The records
┄┄┄┄┄┄┄┄┄┄┄┄┄┄┄┄┄┄┄┄
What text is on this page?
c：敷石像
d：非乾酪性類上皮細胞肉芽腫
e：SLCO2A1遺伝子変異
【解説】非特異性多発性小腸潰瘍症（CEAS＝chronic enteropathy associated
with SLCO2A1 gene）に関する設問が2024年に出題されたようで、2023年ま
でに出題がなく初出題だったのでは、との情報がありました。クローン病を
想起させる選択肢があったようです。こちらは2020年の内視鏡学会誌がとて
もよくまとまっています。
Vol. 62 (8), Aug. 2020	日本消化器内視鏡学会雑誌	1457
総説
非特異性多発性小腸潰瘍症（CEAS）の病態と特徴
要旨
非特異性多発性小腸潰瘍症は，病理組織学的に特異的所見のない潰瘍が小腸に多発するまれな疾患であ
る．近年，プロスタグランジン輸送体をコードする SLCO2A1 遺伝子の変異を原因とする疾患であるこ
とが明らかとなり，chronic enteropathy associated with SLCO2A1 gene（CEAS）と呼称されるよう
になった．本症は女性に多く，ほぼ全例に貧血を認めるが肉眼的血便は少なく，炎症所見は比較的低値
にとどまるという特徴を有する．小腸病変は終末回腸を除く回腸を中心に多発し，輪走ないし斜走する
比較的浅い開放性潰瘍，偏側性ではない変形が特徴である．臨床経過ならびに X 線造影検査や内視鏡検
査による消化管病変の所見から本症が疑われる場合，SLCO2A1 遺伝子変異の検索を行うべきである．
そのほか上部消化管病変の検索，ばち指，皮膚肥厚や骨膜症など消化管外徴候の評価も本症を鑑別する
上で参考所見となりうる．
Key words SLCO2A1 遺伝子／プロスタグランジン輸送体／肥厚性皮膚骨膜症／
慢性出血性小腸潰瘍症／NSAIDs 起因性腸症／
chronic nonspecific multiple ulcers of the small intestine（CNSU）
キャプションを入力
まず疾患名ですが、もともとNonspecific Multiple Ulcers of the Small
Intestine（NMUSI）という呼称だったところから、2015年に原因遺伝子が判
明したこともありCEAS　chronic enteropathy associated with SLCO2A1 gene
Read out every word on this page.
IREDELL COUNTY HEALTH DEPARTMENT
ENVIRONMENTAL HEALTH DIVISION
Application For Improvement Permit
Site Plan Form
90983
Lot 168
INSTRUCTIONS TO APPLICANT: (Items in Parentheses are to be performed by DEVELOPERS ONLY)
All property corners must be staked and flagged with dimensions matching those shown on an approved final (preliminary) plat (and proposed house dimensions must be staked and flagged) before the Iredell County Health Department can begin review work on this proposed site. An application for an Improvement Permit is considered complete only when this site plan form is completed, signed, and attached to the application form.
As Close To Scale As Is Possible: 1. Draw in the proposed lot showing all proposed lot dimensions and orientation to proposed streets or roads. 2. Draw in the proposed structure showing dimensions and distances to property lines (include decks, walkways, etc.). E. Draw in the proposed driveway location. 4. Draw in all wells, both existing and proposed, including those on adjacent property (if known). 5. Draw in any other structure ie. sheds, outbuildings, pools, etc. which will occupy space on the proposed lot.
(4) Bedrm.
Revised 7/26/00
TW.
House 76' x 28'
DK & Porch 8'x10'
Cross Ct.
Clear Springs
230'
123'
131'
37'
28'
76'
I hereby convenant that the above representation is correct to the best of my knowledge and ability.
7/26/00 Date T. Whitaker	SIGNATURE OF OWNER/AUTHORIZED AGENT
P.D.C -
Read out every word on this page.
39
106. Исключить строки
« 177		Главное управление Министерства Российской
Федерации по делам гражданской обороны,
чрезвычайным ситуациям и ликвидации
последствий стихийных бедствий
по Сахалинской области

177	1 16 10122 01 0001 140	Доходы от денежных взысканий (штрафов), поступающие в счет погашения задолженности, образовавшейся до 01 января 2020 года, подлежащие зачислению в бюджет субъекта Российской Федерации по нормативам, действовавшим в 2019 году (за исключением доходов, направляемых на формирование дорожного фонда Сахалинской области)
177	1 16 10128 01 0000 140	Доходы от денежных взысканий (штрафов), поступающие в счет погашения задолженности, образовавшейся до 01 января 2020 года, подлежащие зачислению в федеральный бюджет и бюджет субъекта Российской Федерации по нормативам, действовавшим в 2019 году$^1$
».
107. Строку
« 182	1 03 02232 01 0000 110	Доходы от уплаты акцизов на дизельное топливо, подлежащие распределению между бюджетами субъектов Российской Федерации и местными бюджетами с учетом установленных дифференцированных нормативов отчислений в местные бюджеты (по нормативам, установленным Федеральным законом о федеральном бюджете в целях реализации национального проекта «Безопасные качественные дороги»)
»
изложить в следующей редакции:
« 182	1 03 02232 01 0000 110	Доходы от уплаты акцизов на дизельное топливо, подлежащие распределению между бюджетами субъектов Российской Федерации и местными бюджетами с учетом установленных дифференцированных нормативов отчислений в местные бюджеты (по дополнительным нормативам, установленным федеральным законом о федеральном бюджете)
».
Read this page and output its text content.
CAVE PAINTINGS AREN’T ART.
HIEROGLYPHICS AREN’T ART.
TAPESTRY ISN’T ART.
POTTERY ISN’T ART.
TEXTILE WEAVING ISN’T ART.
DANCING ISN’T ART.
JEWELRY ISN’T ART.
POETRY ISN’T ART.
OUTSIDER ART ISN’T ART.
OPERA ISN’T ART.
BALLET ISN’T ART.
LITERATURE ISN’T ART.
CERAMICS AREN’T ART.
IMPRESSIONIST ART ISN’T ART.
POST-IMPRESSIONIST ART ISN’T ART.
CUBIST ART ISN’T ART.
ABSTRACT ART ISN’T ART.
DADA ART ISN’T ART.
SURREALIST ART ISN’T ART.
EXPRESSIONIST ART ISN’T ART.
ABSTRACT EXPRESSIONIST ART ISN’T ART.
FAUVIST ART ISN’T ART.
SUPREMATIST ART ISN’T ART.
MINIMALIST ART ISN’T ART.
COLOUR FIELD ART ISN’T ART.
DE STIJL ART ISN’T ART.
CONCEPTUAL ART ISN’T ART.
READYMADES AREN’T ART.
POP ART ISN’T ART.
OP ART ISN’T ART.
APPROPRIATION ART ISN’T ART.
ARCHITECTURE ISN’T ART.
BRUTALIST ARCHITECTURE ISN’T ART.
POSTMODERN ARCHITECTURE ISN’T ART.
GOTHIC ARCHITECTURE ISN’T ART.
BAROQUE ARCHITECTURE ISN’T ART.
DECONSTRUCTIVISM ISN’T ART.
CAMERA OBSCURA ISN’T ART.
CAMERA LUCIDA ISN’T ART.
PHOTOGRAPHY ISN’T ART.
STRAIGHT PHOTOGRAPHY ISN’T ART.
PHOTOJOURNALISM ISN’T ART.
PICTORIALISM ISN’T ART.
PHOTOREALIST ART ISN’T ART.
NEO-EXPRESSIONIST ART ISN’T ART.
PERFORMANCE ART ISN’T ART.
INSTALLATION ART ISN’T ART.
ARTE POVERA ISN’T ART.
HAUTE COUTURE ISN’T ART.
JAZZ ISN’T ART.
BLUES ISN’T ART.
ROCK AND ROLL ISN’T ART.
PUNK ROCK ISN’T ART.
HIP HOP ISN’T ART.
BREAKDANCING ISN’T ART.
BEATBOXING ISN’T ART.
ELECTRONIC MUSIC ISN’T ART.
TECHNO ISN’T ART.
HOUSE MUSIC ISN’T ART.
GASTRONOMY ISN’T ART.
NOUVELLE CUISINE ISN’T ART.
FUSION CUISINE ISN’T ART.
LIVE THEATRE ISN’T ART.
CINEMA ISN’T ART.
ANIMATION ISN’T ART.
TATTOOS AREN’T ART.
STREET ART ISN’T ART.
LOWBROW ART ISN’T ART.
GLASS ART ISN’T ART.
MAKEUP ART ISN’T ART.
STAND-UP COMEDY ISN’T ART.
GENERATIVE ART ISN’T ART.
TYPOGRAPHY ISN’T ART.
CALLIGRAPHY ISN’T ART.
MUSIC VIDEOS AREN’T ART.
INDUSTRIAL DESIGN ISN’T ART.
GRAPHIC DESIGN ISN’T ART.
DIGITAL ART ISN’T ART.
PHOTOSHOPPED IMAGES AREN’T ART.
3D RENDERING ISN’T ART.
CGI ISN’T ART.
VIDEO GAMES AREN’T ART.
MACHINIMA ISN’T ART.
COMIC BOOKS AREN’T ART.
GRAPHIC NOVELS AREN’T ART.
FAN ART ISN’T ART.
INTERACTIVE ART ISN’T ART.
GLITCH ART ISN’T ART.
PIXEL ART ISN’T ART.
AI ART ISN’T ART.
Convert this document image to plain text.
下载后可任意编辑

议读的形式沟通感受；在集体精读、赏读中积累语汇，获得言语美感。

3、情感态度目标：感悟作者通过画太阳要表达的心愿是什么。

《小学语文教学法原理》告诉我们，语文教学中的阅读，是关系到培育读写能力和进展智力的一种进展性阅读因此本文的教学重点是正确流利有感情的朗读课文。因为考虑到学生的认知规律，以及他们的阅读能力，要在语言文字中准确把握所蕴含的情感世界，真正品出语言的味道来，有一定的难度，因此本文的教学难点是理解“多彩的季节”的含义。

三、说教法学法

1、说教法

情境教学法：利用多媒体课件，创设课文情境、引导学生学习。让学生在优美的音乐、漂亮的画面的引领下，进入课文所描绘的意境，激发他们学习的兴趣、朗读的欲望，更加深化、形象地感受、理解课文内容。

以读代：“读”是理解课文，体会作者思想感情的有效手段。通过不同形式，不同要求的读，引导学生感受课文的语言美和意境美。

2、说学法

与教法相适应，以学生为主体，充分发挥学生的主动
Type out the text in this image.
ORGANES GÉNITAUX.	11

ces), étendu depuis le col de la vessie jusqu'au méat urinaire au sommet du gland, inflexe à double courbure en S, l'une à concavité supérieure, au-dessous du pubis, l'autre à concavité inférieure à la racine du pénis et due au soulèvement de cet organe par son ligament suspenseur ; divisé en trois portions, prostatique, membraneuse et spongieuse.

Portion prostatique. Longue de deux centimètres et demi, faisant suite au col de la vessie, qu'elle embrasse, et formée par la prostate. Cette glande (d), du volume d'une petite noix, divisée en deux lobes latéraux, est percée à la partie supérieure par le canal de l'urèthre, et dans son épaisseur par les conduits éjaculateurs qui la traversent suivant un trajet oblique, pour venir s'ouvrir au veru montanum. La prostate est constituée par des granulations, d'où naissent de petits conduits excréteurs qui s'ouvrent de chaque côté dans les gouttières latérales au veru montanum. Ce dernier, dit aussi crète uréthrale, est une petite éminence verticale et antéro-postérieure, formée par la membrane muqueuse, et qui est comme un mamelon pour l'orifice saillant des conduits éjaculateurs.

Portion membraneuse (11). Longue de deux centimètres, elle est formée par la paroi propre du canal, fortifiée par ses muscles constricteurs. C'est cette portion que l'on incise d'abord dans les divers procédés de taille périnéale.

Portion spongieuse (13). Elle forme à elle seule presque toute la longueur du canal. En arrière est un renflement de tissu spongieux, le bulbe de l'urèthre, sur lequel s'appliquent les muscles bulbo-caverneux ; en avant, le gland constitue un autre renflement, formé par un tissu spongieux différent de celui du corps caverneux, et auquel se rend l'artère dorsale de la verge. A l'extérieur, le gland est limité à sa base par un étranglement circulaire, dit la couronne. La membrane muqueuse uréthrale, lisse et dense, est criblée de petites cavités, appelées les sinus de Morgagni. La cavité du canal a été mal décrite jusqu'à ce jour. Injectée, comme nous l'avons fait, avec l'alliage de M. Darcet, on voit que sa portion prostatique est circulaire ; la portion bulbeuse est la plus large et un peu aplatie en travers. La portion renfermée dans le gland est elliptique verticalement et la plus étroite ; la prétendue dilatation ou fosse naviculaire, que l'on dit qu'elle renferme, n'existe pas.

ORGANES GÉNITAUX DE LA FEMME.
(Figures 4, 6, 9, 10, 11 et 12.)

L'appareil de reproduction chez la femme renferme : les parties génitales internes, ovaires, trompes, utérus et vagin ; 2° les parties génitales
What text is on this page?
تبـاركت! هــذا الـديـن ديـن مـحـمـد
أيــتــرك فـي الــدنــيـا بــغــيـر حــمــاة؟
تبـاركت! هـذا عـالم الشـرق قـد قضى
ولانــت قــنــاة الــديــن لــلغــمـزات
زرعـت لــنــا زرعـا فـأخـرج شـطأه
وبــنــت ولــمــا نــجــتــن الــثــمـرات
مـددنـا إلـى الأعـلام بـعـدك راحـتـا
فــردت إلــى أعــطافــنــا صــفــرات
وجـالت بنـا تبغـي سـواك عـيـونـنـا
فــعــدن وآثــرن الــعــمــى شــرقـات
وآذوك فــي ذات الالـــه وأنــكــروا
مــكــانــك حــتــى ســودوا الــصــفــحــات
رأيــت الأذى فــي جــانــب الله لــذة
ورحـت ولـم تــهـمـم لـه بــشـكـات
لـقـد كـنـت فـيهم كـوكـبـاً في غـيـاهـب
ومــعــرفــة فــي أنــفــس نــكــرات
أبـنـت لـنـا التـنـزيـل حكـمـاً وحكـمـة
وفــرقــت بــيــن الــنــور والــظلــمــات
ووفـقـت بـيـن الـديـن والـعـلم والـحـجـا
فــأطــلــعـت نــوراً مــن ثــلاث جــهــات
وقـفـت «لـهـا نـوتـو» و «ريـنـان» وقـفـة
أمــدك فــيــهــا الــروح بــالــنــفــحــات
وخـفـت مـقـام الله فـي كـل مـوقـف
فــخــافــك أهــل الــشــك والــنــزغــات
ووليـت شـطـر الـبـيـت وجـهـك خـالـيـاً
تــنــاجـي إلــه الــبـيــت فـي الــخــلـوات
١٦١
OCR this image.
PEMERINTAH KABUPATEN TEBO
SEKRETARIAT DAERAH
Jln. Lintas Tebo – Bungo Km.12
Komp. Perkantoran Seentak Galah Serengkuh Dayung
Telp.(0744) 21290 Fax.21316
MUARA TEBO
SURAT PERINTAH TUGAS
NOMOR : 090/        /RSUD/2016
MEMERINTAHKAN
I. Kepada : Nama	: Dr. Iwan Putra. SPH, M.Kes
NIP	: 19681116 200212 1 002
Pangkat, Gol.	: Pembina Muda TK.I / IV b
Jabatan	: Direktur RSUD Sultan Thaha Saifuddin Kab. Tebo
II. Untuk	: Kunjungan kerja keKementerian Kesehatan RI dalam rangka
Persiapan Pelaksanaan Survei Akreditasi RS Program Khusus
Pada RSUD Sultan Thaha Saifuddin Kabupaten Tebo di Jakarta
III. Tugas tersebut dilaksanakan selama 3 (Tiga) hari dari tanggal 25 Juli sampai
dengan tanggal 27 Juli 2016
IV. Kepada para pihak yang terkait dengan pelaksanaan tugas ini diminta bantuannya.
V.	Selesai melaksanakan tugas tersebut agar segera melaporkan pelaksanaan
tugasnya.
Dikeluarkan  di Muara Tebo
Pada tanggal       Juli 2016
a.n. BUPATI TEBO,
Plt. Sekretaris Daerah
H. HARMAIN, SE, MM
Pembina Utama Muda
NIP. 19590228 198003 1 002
┄┄┄┄┄┄┄┄┄┄┄┄┄┄┄┄┄┄┄┄
Task
Find all lines where the word "Juli" appears. Copy them.

Final result
III. Tugas tersebut dilaksanakan selama 3 (Tiga) hari dari tanggal 25 Juli sampai
dengan tanggal 27 Juli 2016
Pada tanggal       Juli 2016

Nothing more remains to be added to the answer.